* Exercise details: Images are not part of the copy; write out the rest of the data exactly as given.

* Material for the task:

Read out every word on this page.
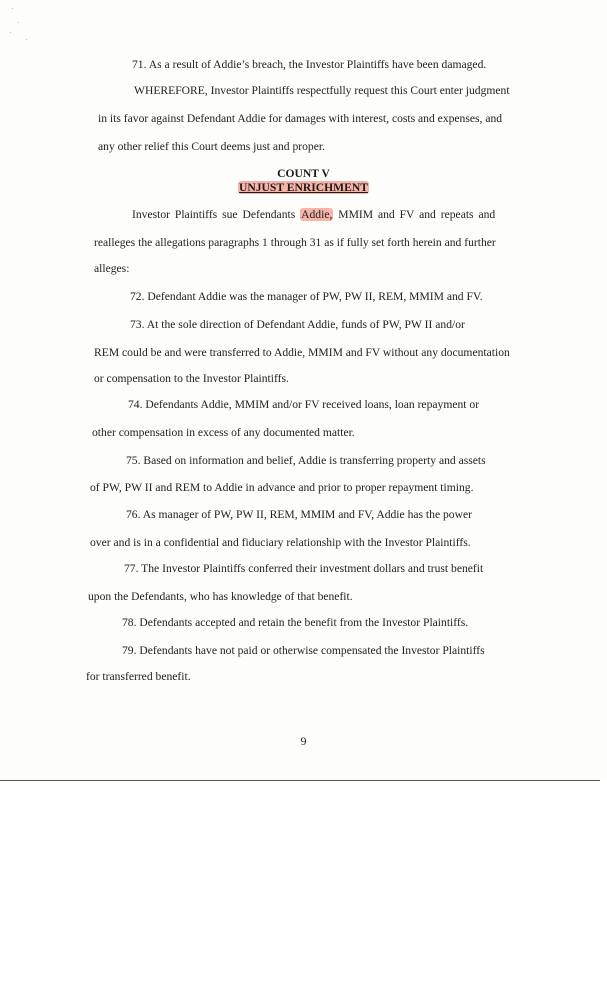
71. As a result of Addie’s breach, the Investor Plaintiffs have been damaged.
WHEREFORE, Investor Plaintiffs respectfully request this Court enter judgment
in its favor against Defendant Addie for damages with interest, costs and expenses, and
any other relief this Court deems just and proper.
COUNT V
UNJUST ENRICHMENT
Investor Plaintiffs sue Defendants Addie, MMIM and FV and repeats and
realleges the allegations paragraphs 1 through 31 as if fully set forth herein and further
alleges:
72. Defendant Addie was the manager of PW, PW II, REM, MMIM and FV.
73. At the sole direction of Defendant Addie, funds of PW, PW II and/or
REM could be and were transferred to Addie, MMIM and FV without any documentation
or compensation to the Investor Plaintiffs.
74. Defendants Addie, MMIM and/or FV received loans, loan repayment or
other compensation in excess of any documented matter.
75. Based on information and belief, Addie is transferring property and assets
of PW, PW II and REM to Addie in advance and prior to proper repayment timing.
76. As manager of PW, PW II, REM, MMIM and FV, Addie has the power
over and is in a confidential and fiduciary relationship with the Investor Plaintiffs.
77. The Investor Plaintiffs conferred their investment dollars and trust benefit
upon the Defendants, who has knowledge of that benefit.
78. Defendants accepted and retain the benefit from the Investor Plaintiffs.
79. Defendants have not paid or otherwise compensated the Investor Plaintiffs
for transferred benefit.
9
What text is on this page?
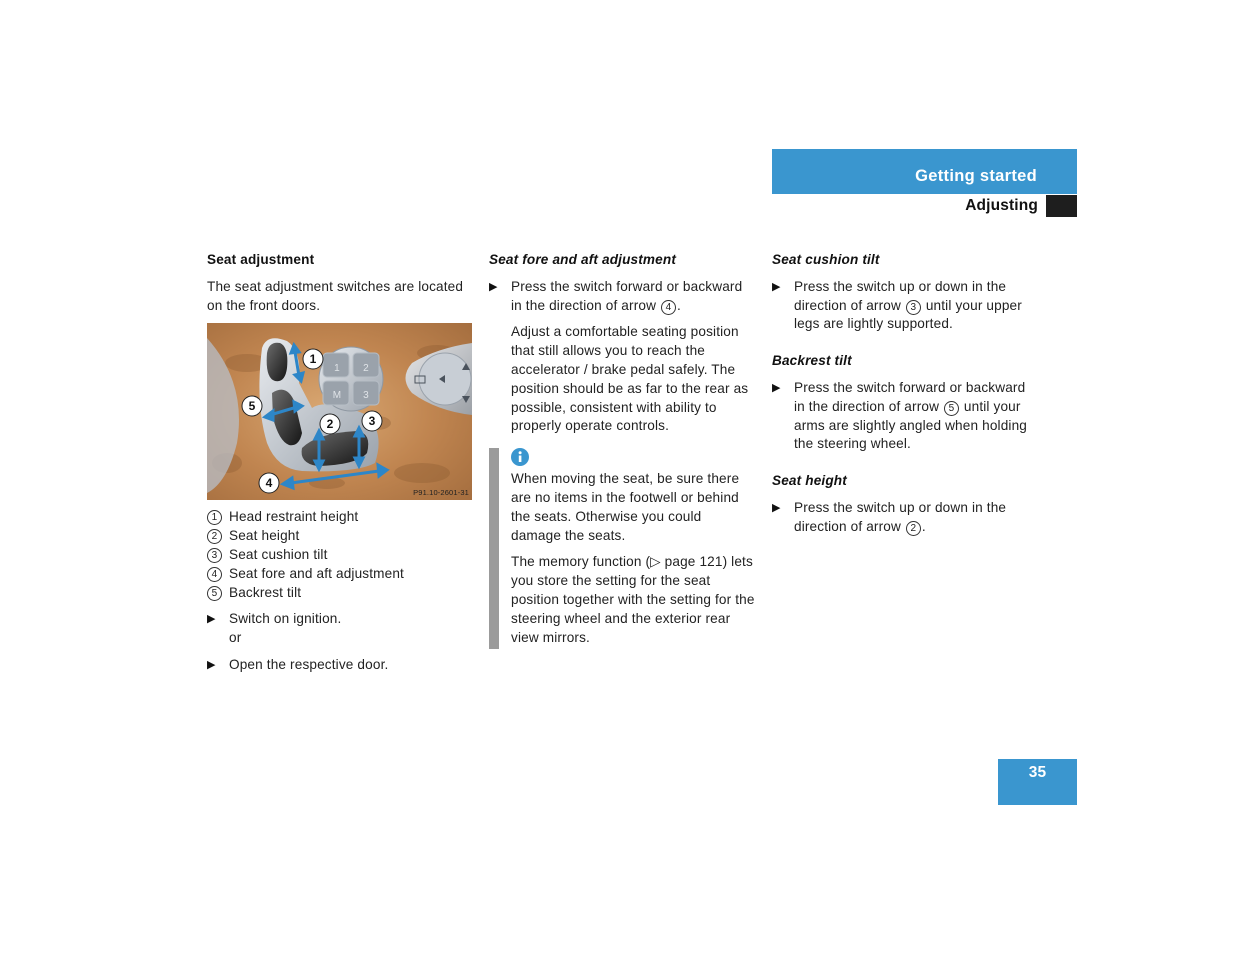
Getting started
Adjusting
Seat adjustment

The seat adjustment switches are located on the front doors.

1 2
M 3
1
2	3
4
5
P91.10-2601-31
1 Head restraint height
2 Seat height
3 Seat cushion tilt
4 Seat fore and aft adjustment
5 Backrest tilt
▶ Switch on ignition.
or
▶ Open the respective door.
Seat fore and aft adjustment
▶ Press the switch forward or backward in the direction of arrow 4 .

Adjust a comfortable seating position that still allows you to reach the accelerator / brake pedal safely. The position should be as far to the rear as possible, consistent with ability to properly operate controls.

When moving the seat, be sure there are no items in the footwell or behind the seats. Otherwise you could damage the seats.

The memory function (▷ page 121) lets you store the setting for the seat position together with the setting for the steering wheel and the exterior rear view mirrors.

Seat cushion tilt
▶ Press the switch up or down in the direction of arrow 3 until your upper legs are lightly supported.
Backrest tilt
▶ Press the switch forward or backward in the direction of arrow 5 until your arms are slightly angled when holding the steering wheel.
Seat height
▶ Press the switch up or down in the direction of arrow 2 .
35
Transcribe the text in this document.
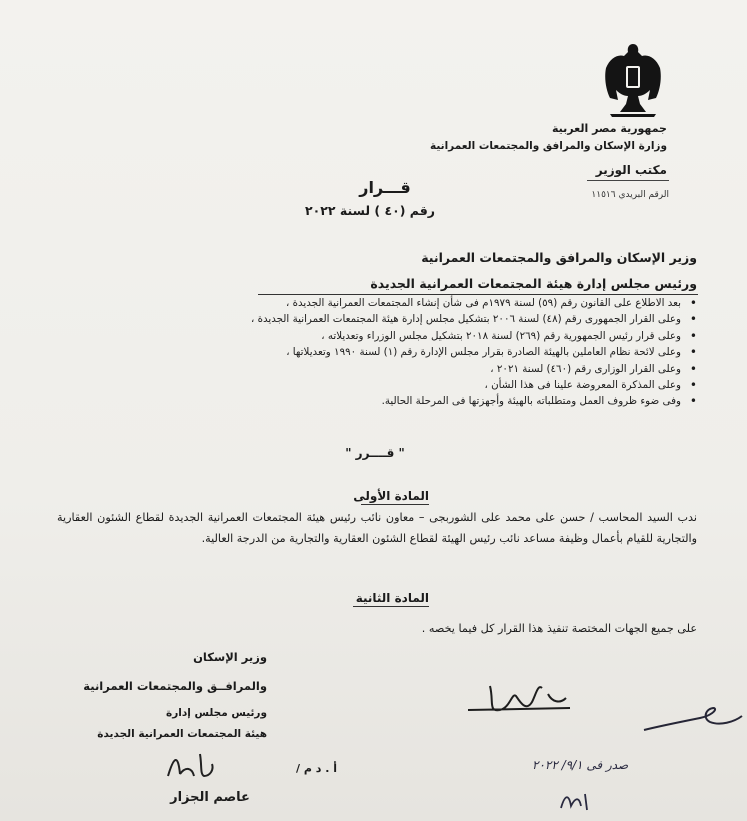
جمهورية مصر العربية
وزارة الإسكان والمرافق والمجتمعات العمرانية
مكتب الوزير
الرقم البريدي ١١٥١٦
قـــرار
رقم (٤٠ ) لسنة ٢٠٢٢
وزير الإسكان والمرافق والمجتمعات العمرانية
ورئيس مجلس إدارة هيئة المجتمعات العمرانية الجديدة
• بعد الاطلاع على القانون رقم (٥٩) لسنة ١٩٧٩م فى شأن إنشاء المجتمعات العمرانية الجديدة ،
• وعلى القرار الجمهورى رقم (٤٨) لسنة ٢٠٠٦ بتشكيل مجلس إدارة هيئة المجتمعات العمرانية الجديدة ،
• وعلى قرار رئيس الجمهورية رقم (٢٦٩) لسنة ٢٠١٨ بتشكيل مجلس الوزراء وتعديلاته ،
• وعلى لائحة نظام العاملين بالهيئة الصادرة بقرار مجلس الإدارة رقم (١) لسنة ١٩٩٠ وتعديلاتها ،
• وعلى القرار الوزارى رقم (٤٦٠) لسنة ٢٠٢١ ،
• وعلى المذكرة المعروضة علينا فى هذا الشأن ،
• وفى ضوء ظروف العمل ومتطلباته بالهيئة وأجهزتها فى المرحلة الحالية.
" قــــرر "
المادة الأولى
ندب السيد المحاسب / حسن على محمد على الشوربجى – معاون نائب رئيس هيئة المجتمعات العمرانية الجديدة لقطاع الشئون العقارية والتجارية للقيام بأعمال وظيفة مساعد نائب رئيس الهيئة لقطاع الشئون العقارية والتجارية من الدرجة العالية.
المادة الثانية
على جميع الجهات المختصة تنفيذ هذا القرار كل فيما يخصه .
وزير الإسكان
والمرافــق والمجتمعات العمرانية
ورئيس مجلس إدارة
هيئة المجتمعات العمرانية الجديدة
أ . د م /
عاصم الجزار
صدر فى ٩/١/ ٢٠٢٢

* Task solution:
Read out every word on this page.
71. As a result of Addie’s breach, the Investor Plaintiffs have been damaged.
WHEREFORE, Investor Plaintiffs respectfully request this Court enter judgment
in its favor against Defendant Addie for damages with interest, costs and expenses, and
any other relief this Court deems just and proper.
COUNT V
UNJUST ENRICHMENT
Investor Plaintiffs sue Defendants Addie, MMIM and FV and repeats and
realleges the allegations paragraphs 1 through 31 as if fully set forth herein and further
alleges:
72. Defendant Addie was the manager of PW, PW II, REM, MMIM and FV.
73. At the sole direction of Defendant Addie, funds of PW, PW II and/or
REM could be and were transferred to Addie, MMIM and FV without any documentation
or compensation to the Investor Plaintiffs.
74. Defendants Addie, MMIM and/or FV received loans, loan repayment or
other compensation in excess of any documented matter.
75. Based on information and belief, Addie is transferring property and assets
of PW, PW II and REM to Addie in advance and prior to proper repayment timing.
76. As manager of PW, PW II, REM, MMIM and FV, Addie has the power
over and is in a confidential and fiduciary relationship with the Investor Plaintiffs.
77. The Investor Plaintiffs conferred their investment dollars and trust benefit
upon the Defendants, who has knowledge of that benefit.
78. Defendants accepted and retain the benefit from the Investor Plaintiffs.
79. Defendants have not paid or otherwise compensated the Investor Plaintiffs
for transferred benefit.
9
What text is on this page?
Getting started
Adjusting
Seat adjustment

The seat adjustment switches are located on the front doors.

1 2
M 3
1
2	3
4
5
P91.10-2601-31
1 Head restraint height
2 Seat height
3 Seat cushion tilt
4 Seat fore and aft adjustment
5 Backrest tilt
▶ Switch on ignition.
or
▶ Open the respective door.
Seat fore and aft adjustment
▶ Press the switch forward or backward in the direction of arrow 4 .

Adjust a comfortable seating position that still allows you to reach the accelerator / brake pedal safely. The position should be as far to the rear as possible, consistent with ability to properly operate controls.

When moving the seat, be sure there are no items in the footwell or behind the seats. Otherwise you could damage the seats.

The memory function (▷ page 121) lets you store the setting for the seat position together with the setting for the steering wheel and the exterior rear view mirrors.

Seat cushion tilt
▶ Press the switch up or down in the direction of arrow 3 until your upper legs are lightly supported.
Backrest tilt
▶ Press the switch forward or backward in the direction of arrow 5 until your arms are slightly angled when holding the steering wheel.
Seat height
▶ Press the switch up or down in the direction of arrow 2 .
35
Transcribe the text in this document.
جمهورية مصر العربية
وزارة الإسكان والمرافق والمجتمعات العمرانية
مكتب الوزير
الرقم البريدي ١١٥١٦
قـــرار
رقم (٤٠ ) لسنة ٢٠٢٢
وزير الإسكان والمرافق والمجتمعات العمرانية
ورئيس مجلس إدارة هيئة المجتمعات العمرانية الجديدة
• بعد الاطلاع على القانون رقم (٥٩) لسنة ١٩٧٩م فى شأن إنشاء المجتمعات العمرانية الجديدة ،
• وعلى القرار الجمهورى رقم (٤٨) لسنة ٢٠٠٦ بتشكيل مجلس إدارة هيئة المجتمعات العمرانية الجديدة ،
• وعلى قرار رئيس الجمهورية رقم (٢٦٩) لسنة ٢٠١٨ بتشكيل مجلس الوزراء وتعديلاته ،
• وعلى لائحة نظام العاملين بالهيئة الصادرة بقرار مجلس الإدارة رقم (١) لسنة ١٩٩٠ وتعديلاتها ،
• وعلى القرار الوزارى رقم (٤٦٠) لسنة ٢٠٢١ ،
• وعلى المذكرة المعروضة علينا فى هذا الشأن ،
• وفى ضوء ظروف العمل ومتطلباته بالهيئة وأجهزتها فى المرحلة الحالية.
" قــــرر "
المادة الأولى
ندب السيد المحاسب / حسن على محمد على الشوربجى – معاون نائب رئيس هيئة المجتمعات العمرانية الجديدة لقطاع الشئون العقارية والتجارية للقيام بأعمال وظيفة مساعد نائب رئيس الهيئة لقطاع الشئون العقارية والتجارية من الدرجة العالية.
المادة الثانية
على جميع الجهات المختصة تنفيذ هذا القرار كل فيما يخصه .
وزير الإسكان
والمرافــق والمجتمعات العمرانية
ورئيس مجلس إدارة
هيئة المجتمعات العمرانية الجديدة
أ . د م /
عاصم الجزار
صدر فى ٩/١/ ٢٠٢٢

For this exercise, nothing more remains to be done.